[Problem]
Retype all material exactly. Pictures stay out of the copy.
### Supplied records ###
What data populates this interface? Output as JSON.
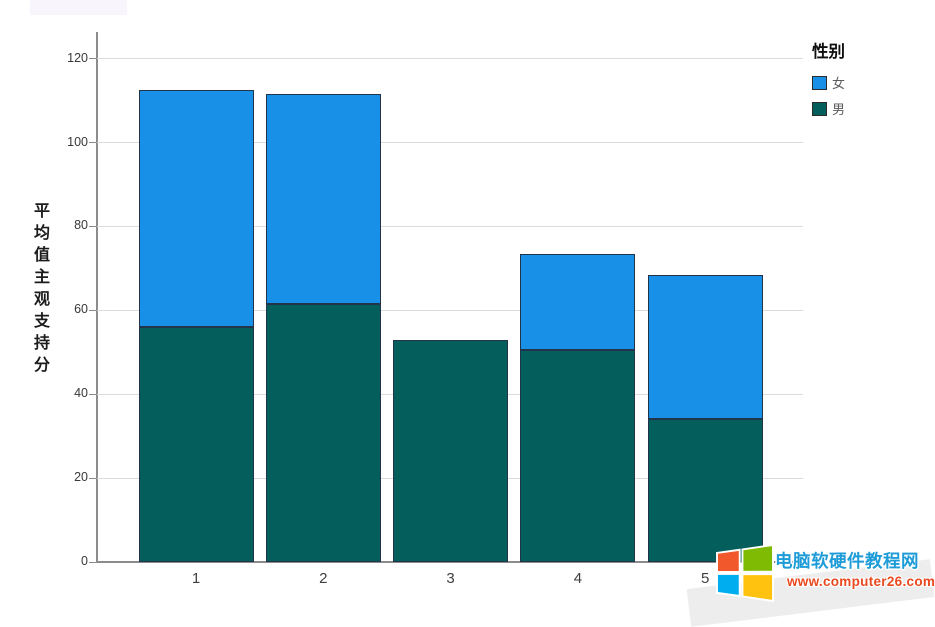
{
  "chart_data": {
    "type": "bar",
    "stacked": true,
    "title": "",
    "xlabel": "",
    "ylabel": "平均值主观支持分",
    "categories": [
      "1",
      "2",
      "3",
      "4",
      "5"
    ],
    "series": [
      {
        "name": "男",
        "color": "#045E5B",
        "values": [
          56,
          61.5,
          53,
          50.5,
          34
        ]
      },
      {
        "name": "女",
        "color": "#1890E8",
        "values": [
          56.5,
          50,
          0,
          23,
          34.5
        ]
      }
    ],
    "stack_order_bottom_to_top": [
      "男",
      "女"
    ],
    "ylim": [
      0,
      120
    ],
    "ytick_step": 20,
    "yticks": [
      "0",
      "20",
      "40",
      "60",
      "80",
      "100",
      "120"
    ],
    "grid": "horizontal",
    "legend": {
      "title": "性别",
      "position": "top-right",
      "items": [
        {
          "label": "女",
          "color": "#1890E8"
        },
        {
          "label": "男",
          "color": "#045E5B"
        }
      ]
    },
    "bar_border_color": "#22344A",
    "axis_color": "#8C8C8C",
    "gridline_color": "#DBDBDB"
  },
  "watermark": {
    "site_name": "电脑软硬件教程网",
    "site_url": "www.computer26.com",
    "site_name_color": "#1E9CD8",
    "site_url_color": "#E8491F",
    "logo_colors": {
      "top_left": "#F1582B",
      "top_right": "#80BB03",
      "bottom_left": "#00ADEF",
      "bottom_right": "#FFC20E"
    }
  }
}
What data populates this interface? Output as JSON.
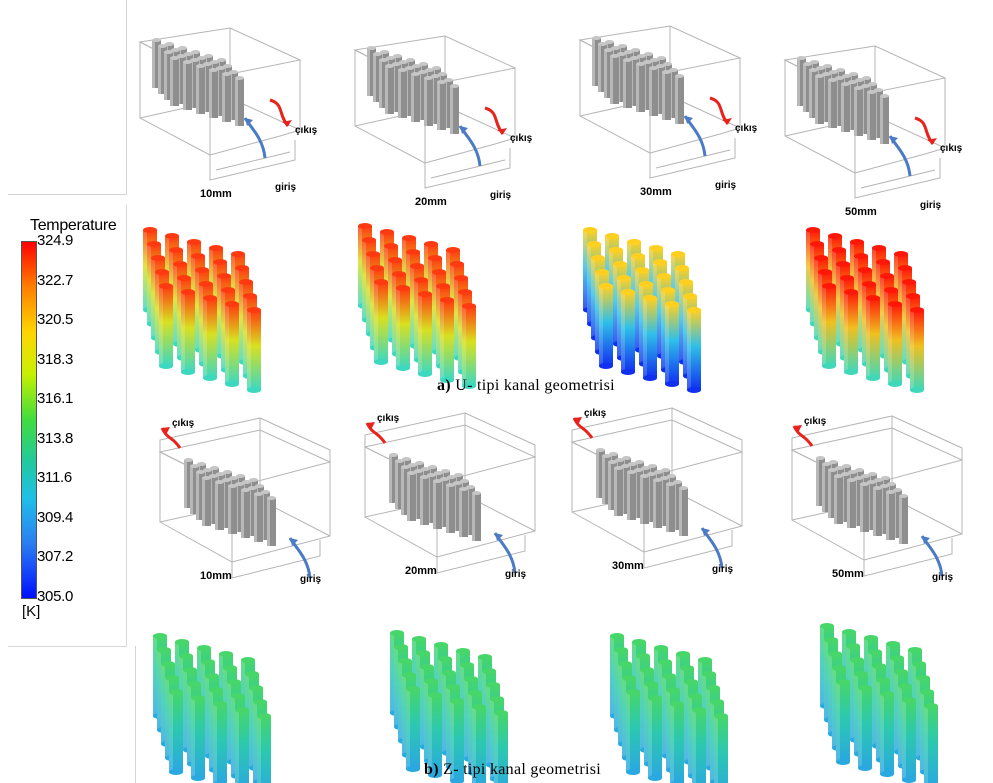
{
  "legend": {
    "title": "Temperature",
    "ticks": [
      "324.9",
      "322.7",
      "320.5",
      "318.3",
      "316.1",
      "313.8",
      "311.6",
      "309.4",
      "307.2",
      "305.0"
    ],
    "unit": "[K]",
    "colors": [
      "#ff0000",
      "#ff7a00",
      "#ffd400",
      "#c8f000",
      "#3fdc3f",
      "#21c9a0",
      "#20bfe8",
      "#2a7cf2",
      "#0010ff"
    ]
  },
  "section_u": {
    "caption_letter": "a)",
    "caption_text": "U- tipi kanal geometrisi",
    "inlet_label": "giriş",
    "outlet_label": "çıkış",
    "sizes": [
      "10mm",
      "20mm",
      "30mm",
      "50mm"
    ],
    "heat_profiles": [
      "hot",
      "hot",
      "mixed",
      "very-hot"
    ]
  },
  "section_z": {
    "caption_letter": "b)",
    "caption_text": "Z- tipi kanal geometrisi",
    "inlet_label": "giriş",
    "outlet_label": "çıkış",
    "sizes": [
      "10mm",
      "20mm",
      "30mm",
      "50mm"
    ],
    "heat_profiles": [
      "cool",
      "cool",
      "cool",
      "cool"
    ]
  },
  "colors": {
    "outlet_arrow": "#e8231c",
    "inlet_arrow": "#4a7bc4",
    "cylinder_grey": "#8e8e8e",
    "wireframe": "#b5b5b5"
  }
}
###
[Solution for this task]
What data populates this interface? Output as JSON.
{
  "chart_data": {
    "type": "bar",
    "stacked": true,
    "title": "",
    "xlabel": "",
    "ylabel": "平均值主观支持分",
    "categories": [
      "1",
      "2",
      "3",
      "4",
      "5"
    ],
    "series": [
      {
        "name": "男",
        "color": "#045E5B",
        "values": [
          56,
          61.5,
          53,
          50.5,
          34
        ]
      },
      {
        "name": "女",
        "color": "#1890E8",
        "values": [
          56.5,
          50,
          0,
          23,
          34.5
        ]
      }
    ],
    "stack_order_bottom_to_top": [
      "男",
      "女"
    ],
    "ylim": [
      0,
      120
    ],
    "ytick_step": 20,
    "yticks": [
      "0",
      "20",
      "40",
      "60",
      "80",
      "100",
      "120"
    ],
    "grid": "horizontal",
    "legend": {
      "title": "性别",
      "position": "top-right",
      "items": [
        {
          "label": "女",
          "color": "#1890E8"
        },
        {
          "label": "男",
          "color": "#045E5B"
        }
      ]
    },
    "bar_border_color": "#22344A",
    "axis_color": "#8C8C8C",
    "gridline_color": "#DBDBDB"
  },
  "watermark": {
    "site_name": "电脑软硬件教程网",
    "site_url": "www.computer26.com",
    "site_name_color": "#1E9CD8",
    "site_url_color": "#E8491F",
    "logo_colors": {
      "top_left": "#F1582B",
      "top_right": "#80BB03",
      "bottom_left": "#00ADEF",
      "bottom_right": "#FFC20E"
    }
  }
}
What data populates this interface? Output as JSON.
{
  "legend": {
    "title": "Temperature",
    "ticks": [
      "324.9",
      "322.7",
      "320.5",
      "318.3",
      "316.1",
      "313.8",
      "311.6",
      "309.4",
      "307.2",
      "305.0"
    ],
    "unit": "[K]",
    "colors": [
      "#ff0000",
      "#ff7a00",
      "#ffd400",
      "#c8f000",
      "#3fdc3f",
      "#21c9a0",
      "#20bfe8",
      "#2a7cf2",
      "#0010ff"
    ]
  },
  "section_u": {
    "caption_letter": "a)",
    "caption_text": "U- tipi kanal geometrisi",
    "inlet_label": "giriş",
    "outlet_label": "çıkış",
    "sizes": [
      "10mm",
      "20mm",
      "30mm",
      "50mm"
    ],
    "heat_profiles": [
      "hot",
      "hot",
      "mixed",
      "very-hot"
    ]
  },
  "section_z": {
    "caption_letter": "b)",
    "caption_text": "Z- tipi kanal geometrisi",
    "inlet_label": "giriş",
    "outlet_label": "çıkış",
    "sizes": [
      "10mm",
      "20mm",
      "30mm",
      "50mm"
    ],
    "heat_profiles": [
      "cool",
      "cool",
      "cool",
      "cool"
    ]
  },
  "colors": {
    "outlet_arrow": "#e8231c",
    "inlet_arrow": "#4a7bc4",
    "cylinder_grey": "#8e8e8e",
    "wireframe": "#b5b5b5"
  }
}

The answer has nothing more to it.